■ TASK OBJECTIVE:
When a line of the entries below contains "étudiants", it counts once; state how many such lines there are and nothing else.

Records drawn from a dataset:
☆ ☆ ☆ ☆ ☆

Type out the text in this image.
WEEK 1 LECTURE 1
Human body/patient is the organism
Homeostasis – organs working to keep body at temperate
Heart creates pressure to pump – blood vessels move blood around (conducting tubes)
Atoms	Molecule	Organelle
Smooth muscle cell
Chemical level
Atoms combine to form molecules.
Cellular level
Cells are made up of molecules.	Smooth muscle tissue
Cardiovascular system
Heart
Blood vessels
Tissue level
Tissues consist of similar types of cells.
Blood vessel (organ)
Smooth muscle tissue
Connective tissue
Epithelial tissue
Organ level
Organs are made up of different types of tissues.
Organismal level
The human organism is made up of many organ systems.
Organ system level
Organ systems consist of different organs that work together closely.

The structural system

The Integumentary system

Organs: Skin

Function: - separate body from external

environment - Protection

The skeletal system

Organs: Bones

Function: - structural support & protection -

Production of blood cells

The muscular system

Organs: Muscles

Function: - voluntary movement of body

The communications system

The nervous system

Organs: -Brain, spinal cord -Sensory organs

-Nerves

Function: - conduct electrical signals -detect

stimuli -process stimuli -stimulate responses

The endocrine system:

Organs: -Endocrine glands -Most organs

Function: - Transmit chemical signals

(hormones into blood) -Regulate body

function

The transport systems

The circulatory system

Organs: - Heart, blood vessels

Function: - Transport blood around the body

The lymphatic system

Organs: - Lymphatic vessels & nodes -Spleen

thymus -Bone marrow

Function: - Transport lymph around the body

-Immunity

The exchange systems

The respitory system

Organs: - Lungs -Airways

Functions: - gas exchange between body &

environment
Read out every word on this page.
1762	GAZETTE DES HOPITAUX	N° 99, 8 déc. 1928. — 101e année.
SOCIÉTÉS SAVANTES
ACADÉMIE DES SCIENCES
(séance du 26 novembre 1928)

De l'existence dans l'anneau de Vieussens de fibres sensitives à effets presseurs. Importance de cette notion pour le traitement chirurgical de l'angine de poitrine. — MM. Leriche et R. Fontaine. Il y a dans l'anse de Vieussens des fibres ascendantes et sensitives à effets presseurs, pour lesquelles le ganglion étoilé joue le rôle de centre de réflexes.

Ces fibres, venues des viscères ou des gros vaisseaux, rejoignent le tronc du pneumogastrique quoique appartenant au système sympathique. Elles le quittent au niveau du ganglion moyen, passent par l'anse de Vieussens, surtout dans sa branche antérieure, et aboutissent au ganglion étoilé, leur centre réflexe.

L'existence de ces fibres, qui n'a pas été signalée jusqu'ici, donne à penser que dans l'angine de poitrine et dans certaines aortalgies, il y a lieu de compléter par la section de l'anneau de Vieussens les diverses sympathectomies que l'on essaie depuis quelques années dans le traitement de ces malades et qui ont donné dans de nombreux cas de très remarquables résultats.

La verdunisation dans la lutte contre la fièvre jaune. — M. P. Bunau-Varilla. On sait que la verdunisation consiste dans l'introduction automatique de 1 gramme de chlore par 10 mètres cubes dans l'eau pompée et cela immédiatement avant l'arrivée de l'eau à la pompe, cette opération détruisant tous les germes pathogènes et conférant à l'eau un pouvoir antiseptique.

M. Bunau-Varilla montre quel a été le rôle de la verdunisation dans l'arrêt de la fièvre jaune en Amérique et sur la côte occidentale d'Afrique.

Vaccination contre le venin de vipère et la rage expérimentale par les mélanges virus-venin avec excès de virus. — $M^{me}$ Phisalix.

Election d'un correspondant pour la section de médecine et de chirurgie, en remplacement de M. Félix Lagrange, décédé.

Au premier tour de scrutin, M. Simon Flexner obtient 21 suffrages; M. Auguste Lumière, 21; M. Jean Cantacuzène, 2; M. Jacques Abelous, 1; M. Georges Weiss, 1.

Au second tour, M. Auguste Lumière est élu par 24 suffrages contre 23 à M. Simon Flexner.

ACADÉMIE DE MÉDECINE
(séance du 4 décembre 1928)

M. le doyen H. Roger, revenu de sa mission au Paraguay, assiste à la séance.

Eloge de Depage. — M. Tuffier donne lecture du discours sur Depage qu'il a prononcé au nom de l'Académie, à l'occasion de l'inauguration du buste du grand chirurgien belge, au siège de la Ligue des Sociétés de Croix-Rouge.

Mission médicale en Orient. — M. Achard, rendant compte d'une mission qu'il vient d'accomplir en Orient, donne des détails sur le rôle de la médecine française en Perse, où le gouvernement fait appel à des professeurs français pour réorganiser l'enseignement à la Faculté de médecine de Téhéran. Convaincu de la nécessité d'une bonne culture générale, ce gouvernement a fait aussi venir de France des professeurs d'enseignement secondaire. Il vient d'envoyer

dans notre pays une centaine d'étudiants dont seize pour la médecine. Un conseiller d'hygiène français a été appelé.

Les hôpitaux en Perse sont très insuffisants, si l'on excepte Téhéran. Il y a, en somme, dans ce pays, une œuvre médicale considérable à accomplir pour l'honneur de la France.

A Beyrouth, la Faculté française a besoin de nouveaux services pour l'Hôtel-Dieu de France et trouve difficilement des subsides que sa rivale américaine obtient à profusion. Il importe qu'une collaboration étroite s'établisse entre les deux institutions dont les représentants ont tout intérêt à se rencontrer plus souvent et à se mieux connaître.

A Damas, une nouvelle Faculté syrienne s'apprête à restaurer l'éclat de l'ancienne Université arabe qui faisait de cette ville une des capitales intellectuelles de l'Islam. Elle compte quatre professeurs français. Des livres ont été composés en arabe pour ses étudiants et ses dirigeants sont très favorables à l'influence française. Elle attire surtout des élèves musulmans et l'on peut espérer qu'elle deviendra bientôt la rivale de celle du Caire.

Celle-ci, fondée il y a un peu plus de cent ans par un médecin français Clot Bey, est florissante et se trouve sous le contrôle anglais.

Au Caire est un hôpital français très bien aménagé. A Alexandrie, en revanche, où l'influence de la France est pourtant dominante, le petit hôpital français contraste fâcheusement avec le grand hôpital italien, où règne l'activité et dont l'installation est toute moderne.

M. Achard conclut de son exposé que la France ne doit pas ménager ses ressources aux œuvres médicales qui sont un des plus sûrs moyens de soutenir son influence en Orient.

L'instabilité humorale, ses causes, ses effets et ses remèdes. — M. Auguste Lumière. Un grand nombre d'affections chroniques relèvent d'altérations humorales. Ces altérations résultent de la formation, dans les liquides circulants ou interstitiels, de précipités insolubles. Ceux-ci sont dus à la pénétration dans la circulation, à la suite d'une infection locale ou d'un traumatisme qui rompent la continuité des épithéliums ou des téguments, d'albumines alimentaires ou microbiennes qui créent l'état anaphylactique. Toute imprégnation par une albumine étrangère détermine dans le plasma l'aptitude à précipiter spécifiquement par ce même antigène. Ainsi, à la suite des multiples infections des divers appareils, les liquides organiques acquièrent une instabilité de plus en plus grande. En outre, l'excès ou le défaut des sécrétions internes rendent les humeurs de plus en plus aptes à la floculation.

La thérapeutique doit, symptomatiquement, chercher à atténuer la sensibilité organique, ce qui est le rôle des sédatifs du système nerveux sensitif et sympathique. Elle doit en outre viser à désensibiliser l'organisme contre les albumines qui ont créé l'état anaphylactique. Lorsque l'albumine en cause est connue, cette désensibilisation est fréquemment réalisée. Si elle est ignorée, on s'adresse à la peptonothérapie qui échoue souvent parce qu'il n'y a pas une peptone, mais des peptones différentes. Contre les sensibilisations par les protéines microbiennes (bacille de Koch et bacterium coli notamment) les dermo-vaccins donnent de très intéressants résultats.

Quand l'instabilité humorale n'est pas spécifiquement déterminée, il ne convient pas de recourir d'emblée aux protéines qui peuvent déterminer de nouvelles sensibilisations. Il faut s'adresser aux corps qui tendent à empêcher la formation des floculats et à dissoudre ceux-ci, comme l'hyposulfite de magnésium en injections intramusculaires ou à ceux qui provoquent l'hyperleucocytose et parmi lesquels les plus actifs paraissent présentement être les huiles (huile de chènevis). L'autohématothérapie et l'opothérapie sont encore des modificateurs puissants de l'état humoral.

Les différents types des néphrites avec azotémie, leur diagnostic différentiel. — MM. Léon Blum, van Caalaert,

☆ ☆ ☆ ☆ ☆

■ FINISHED EXERCISE:
2